Recorded data:

=======

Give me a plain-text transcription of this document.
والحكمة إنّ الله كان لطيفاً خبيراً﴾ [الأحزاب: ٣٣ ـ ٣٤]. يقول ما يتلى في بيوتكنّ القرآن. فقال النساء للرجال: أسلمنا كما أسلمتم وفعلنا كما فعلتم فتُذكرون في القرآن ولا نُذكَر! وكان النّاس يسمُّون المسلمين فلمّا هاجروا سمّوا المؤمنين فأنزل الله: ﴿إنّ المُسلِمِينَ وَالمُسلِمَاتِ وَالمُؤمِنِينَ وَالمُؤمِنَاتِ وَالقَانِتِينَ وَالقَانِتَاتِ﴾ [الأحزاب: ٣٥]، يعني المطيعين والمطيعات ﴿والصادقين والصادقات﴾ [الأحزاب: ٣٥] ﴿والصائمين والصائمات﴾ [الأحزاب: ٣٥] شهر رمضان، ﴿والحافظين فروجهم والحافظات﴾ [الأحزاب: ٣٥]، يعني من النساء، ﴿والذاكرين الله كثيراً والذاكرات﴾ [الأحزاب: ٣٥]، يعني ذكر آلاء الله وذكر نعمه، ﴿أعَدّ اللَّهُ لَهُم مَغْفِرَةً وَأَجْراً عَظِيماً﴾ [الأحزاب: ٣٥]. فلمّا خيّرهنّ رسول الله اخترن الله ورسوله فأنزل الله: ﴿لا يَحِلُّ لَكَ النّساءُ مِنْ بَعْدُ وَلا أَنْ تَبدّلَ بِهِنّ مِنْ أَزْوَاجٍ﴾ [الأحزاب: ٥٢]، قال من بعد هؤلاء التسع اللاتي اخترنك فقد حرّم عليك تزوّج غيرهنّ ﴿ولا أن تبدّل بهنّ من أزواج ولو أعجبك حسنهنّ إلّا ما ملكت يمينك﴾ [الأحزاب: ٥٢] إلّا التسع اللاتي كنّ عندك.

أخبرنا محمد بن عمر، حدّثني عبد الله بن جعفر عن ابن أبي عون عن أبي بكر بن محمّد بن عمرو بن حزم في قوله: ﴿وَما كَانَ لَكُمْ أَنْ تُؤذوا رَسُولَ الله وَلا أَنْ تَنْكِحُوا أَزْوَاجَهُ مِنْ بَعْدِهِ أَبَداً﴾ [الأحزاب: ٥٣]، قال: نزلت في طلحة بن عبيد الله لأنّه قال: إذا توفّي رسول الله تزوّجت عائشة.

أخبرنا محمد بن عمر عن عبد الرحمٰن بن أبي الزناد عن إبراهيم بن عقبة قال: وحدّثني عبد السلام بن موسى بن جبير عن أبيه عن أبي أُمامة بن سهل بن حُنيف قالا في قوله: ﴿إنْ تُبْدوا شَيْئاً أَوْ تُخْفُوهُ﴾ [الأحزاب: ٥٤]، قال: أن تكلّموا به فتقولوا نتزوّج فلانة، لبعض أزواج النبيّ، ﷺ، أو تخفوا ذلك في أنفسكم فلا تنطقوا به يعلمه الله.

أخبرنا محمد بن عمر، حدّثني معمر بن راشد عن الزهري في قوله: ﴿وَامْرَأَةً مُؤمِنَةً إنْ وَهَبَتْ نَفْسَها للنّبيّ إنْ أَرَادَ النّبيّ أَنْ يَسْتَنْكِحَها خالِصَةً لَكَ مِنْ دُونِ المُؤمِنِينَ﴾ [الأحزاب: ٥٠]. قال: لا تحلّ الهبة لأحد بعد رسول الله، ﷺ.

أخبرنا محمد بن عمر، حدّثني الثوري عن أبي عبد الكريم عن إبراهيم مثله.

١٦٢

=======

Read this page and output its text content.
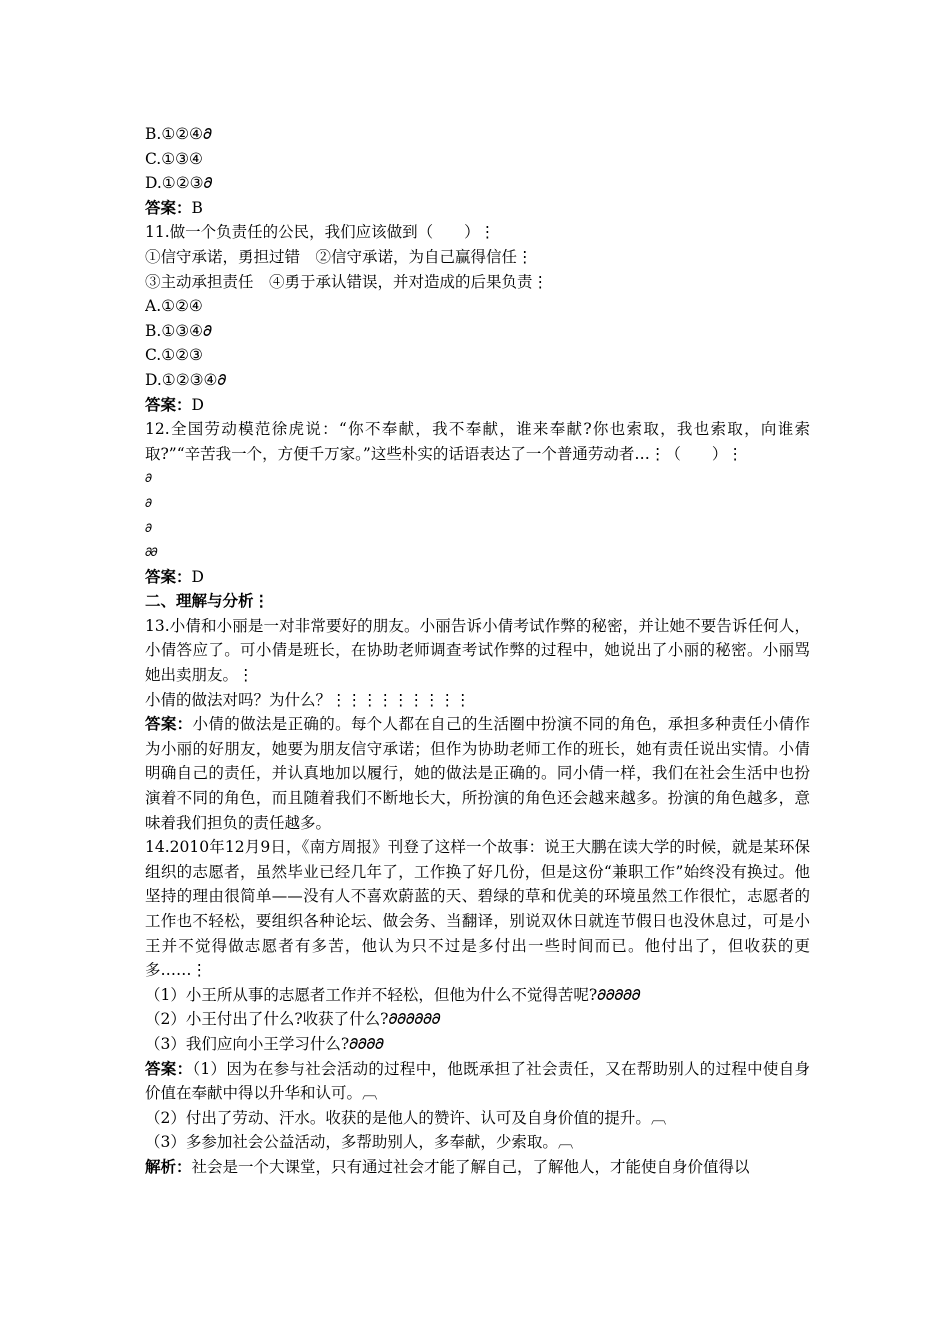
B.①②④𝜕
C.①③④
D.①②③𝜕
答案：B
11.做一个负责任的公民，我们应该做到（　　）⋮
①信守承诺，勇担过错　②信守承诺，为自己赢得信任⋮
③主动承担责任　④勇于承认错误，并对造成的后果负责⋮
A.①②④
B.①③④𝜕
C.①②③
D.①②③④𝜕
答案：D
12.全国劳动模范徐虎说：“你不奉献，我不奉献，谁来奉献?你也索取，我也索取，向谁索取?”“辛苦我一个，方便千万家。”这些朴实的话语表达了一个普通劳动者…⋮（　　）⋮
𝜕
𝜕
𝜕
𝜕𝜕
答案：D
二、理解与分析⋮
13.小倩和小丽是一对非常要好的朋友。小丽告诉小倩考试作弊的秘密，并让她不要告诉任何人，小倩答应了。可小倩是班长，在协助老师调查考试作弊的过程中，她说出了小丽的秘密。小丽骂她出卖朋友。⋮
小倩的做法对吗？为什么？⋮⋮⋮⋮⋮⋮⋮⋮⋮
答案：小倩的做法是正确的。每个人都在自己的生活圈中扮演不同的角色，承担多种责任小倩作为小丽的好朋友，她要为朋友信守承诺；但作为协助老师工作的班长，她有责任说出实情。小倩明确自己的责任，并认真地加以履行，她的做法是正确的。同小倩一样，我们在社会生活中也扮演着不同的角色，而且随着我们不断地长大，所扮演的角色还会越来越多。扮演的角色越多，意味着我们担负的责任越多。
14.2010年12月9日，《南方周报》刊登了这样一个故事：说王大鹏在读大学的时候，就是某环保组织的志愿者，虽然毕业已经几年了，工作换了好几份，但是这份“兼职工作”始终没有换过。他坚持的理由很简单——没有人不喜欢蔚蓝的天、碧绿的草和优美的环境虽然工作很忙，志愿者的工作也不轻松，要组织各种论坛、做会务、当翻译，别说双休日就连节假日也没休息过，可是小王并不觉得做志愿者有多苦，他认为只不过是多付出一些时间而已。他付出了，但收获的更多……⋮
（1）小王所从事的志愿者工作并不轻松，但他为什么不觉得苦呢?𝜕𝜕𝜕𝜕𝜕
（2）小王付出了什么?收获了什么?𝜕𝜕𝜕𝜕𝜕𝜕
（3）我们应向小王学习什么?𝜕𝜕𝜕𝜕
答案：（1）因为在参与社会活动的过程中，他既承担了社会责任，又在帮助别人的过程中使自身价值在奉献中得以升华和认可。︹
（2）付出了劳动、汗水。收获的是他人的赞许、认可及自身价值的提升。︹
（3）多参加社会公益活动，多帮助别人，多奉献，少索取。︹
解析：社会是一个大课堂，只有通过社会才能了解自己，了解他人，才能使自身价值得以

=======

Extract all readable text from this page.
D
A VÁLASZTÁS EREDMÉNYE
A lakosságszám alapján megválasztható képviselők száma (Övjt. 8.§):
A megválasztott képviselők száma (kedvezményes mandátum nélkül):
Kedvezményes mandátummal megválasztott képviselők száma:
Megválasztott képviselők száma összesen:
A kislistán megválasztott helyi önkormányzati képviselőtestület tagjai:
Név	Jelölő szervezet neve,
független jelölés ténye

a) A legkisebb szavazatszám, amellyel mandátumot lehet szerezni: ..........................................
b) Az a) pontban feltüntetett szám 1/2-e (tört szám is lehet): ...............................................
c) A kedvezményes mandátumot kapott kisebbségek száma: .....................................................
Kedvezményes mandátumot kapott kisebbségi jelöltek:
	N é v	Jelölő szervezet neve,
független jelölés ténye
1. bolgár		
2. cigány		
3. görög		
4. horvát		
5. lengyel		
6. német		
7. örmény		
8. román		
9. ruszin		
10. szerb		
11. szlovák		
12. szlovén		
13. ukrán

=======

WORK INSTRUCTIONS: Look through the listing above. Pick out each line with "lehet" and copy it.

RESULT FOR THIS TASK:
a) A legkisebb szavazatszám, amellyel mandátumot lehet szerezni: ..........................................
b) Az a) pontban feltüntetett szám 1/2-e (tört szám is lehet): ...............................................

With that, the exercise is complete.